* _What the task asks_:
Find the lines holding the word "ylabel" and collect them.

Data items:
*-*-*
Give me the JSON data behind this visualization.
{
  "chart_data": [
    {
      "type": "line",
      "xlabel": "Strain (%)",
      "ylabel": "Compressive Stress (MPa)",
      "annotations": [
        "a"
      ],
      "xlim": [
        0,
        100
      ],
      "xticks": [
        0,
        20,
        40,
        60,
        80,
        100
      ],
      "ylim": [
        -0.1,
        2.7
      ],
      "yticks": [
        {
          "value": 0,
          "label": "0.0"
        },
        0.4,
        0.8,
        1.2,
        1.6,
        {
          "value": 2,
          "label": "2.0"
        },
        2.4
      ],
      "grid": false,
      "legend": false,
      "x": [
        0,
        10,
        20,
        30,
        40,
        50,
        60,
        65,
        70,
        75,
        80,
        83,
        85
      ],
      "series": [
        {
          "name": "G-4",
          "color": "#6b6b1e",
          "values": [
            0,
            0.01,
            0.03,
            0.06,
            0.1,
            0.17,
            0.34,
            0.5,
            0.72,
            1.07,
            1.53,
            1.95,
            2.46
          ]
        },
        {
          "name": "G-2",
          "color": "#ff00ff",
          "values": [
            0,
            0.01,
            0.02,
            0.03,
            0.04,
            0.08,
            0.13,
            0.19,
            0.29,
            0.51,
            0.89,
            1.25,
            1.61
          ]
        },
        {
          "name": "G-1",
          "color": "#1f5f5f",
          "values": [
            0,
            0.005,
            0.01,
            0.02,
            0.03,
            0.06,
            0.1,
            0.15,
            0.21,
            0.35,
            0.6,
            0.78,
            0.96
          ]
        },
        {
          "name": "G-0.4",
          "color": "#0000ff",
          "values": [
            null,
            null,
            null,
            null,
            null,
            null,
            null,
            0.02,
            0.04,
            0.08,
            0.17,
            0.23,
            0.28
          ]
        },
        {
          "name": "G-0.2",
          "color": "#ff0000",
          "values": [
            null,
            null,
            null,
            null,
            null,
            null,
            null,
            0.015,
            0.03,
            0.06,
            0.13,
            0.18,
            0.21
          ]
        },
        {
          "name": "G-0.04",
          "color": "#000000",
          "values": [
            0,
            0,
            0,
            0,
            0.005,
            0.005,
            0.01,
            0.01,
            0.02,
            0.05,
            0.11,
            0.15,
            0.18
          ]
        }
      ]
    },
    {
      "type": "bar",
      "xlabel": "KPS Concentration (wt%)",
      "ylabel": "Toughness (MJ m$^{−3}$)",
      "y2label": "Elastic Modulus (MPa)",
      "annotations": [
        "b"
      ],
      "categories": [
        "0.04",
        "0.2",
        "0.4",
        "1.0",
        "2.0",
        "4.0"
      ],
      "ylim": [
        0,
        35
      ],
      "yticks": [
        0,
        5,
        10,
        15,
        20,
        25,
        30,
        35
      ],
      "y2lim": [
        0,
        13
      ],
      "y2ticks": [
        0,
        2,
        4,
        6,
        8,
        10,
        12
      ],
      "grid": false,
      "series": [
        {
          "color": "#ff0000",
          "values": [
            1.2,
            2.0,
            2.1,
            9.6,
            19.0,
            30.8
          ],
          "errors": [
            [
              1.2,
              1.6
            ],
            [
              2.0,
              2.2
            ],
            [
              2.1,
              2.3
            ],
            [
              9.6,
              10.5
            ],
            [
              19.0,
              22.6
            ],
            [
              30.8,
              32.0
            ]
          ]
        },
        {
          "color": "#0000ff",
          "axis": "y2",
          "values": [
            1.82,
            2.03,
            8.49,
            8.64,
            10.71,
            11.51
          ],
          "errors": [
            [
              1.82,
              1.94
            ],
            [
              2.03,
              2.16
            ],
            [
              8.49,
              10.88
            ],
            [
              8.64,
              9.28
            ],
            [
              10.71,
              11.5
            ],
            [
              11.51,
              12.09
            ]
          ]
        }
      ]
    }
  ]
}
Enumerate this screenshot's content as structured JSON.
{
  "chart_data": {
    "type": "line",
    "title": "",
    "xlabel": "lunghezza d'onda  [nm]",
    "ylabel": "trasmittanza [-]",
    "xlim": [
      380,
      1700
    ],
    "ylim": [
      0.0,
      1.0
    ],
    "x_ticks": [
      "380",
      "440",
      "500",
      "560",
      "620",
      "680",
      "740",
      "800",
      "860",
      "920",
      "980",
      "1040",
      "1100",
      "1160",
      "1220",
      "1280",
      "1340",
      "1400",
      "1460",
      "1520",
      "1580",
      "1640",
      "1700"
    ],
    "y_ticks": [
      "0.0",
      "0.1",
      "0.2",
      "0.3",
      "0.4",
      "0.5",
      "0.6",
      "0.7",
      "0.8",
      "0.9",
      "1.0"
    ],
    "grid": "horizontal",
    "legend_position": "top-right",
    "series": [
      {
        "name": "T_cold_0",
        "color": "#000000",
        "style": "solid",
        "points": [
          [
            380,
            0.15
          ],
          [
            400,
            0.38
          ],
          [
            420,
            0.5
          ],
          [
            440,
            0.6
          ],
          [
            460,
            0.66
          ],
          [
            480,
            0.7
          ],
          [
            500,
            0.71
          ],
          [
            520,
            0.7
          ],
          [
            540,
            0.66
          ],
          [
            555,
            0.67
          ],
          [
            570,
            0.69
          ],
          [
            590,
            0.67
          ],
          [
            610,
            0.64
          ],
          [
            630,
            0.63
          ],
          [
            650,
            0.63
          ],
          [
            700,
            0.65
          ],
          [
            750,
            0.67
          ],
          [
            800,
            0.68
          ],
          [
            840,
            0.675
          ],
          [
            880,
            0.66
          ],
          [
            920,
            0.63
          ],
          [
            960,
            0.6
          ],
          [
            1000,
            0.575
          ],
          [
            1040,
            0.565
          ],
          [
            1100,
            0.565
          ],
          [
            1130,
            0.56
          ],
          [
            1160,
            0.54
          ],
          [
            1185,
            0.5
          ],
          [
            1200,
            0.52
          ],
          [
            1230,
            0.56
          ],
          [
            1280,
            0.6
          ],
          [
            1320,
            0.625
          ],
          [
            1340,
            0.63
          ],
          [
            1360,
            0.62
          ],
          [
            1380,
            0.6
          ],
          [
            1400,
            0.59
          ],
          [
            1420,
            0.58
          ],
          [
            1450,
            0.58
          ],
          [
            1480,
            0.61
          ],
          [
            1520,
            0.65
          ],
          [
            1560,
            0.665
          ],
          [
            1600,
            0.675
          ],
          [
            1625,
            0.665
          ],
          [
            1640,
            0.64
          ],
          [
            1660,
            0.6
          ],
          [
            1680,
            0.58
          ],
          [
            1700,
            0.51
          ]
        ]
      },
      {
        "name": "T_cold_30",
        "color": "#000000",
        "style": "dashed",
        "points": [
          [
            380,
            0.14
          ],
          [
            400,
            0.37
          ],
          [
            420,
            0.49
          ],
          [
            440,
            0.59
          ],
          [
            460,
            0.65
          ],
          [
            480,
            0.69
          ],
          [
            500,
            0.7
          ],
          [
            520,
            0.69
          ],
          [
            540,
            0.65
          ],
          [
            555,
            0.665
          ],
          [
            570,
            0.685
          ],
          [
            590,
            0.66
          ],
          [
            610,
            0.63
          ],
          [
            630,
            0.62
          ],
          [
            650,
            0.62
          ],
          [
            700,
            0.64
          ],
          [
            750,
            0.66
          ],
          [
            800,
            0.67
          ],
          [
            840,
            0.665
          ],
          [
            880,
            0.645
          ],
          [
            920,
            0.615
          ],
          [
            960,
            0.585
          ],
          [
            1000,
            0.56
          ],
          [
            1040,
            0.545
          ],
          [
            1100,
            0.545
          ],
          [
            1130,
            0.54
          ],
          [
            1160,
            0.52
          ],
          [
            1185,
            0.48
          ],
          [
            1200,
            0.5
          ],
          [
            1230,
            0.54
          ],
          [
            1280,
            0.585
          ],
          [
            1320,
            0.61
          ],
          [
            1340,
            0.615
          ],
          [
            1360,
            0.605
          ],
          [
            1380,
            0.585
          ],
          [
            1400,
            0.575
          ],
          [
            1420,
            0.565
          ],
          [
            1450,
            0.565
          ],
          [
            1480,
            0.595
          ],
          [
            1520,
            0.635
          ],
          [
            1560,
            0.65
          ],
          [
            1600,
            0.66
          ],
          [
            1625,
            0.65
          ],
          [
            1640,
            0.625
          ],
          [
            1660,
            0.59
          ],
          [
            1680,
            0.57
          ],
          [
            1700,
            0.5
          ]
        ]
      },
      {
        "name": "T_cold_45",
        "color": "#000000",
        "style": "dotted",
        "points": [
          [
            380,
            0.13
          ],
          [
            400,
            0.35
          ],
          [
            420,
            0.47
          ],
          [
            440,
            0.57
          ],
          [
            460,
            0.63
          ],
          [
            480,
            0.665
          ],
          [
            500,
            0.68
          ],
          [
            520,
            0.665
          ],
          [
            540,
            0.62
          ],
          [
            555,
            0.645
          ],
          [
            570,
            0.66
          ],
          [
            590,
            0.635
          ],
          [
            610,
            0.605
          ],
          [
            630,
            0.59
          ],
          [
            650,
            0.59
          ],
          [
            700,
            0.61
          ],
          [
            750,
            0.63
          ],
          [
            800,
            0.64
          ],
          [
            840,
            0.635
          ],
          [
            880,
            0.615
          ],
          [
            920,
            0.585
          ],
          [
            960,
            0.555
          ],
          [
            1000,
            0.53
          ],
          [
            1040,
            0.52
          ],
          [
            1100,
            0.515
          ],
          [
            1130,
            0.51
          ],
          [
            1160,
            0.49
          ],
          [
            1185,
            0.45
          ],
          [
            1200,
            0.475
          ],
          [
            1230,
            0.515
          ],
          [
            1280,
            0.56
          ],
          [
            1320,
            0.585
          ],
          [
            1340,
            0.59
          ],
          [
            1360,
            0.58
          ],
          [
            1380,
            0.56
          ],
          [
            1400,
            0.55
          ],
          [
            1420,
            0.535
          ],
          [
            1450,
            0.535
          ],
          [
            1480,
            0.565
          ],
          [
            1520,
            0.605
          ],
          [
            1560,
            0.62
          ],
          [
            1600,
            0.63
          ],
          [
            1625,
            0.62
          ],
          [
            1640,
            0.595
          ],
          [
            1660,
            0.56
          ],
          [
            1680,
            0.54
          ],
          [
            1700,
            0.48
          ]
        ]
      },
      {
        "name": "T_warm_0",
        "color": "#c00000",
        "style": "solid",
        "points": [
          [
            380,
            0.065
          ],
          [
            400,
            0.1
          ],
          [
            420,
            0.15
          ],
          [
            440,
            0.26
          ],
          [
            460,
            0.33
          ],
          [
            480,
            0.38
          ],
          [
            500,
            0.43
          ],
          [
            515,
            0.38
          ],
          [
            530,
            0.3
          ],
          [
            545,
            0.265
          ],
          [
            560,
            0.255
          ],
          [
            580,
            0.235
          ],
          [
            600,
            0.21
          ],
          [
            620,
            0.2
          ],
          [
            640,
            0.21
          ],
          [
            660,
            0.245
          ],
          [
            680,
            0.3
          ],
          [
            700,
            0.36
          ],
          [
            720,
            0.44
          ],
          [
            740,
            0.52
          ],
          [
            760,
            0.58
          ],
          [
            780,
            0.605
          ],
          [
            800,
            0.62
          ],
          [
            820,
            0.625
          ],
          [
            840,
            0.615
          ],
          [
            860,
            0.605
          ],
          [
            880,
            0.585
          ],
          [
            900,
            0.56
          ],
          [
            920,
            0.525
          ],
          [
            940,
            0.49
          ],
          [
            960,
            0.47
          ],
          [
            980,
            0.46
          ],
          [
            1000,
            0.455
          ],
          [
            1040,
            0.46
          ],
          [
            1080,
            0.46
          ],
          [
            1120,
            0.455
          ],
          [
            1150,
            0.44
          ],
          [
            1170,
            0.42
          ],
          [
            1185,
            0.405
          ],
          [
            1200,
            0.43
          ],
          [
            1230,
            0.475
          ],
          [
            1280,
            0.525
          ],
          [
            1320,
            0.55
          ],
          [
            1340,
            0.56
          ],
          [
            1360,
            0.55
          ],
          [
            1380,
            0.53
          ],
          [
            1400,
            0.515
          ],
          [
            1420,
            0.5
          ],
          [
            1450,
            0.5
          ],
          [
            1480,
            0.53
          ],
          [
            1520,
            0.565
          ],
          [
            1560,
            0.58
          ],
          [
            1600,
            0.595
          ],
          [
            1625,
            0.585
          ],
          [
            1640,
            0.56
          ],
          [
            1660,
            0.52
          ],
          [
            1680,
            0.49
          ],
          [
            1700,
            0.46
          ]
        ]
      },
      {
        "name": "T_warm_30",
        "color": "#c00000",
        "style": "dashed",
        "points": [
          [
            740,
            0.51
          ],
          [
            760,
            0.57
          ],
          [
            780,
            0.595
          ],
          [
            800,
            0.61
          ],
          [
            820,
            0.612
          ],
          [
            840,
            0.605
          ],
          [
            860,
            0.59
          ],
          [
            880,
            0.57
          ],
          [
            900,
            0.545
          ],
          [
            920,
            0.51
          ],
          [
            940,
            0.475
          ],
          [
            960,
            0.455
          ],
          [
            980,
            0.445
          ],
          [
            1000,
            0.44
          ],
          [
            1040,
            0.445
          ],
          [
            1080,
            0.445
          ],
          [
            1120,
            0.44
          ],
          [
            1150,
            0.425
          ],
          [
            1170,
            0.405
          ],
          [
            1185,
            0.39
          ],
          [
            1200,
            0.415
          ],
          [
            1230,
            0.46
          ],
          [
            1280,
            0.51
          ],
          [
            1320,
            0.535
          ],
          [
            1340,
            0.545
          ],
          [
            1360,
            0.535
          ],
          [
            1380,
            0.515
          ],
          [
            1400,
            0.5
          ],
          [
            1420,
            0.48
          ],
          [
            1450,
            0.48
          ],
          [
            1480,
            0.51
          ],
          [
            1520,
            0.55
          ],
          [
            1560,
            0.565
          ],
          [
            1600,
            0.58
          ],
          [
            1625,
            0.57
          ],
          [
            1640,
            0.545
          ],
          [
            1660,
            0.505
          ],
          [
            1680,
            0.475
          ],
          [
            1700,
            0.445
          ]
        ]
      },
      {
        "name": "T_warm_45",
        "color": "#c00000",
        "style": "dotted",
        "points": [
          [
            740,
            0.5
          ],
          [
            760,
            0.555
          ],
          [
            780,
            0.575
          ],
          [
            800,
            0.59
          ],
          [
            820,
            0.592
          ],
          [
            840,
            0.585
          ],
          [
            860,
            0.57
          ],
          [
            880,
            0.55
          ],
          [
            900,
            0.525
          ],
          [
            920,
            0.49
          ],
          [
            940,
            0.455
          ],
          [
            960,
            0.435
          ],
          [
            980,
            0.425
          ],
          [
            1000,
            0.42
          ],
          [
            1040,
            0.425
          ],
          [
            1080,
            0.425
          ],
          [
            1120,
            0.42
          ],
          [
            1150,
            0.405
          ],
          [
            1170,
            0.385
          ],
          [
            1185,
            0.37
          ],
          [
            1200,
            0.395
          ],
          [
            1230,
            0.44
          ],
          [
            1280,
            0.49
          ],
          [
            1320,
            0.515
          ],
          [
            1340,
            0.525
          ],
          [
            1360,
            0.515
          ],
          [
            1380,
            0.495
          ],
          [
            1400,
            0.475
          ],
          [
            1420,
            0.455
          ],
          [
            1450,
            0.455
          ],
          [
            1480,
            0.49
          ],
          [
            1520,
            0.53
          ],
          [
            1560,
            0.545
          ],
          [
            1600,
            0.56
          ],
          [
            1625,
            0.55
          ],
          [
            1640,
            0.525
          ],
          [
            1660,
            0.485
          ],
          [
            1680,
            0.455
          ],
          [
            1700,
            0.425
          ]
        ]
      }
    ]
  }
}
*-*-*
* _Result below_:
      "ylabel": "Compressive Stress (MPa)",
      "ylabel": "Toughness (MJ m$^{−3}$)",
    "ylabel": "trasmittanza [-]",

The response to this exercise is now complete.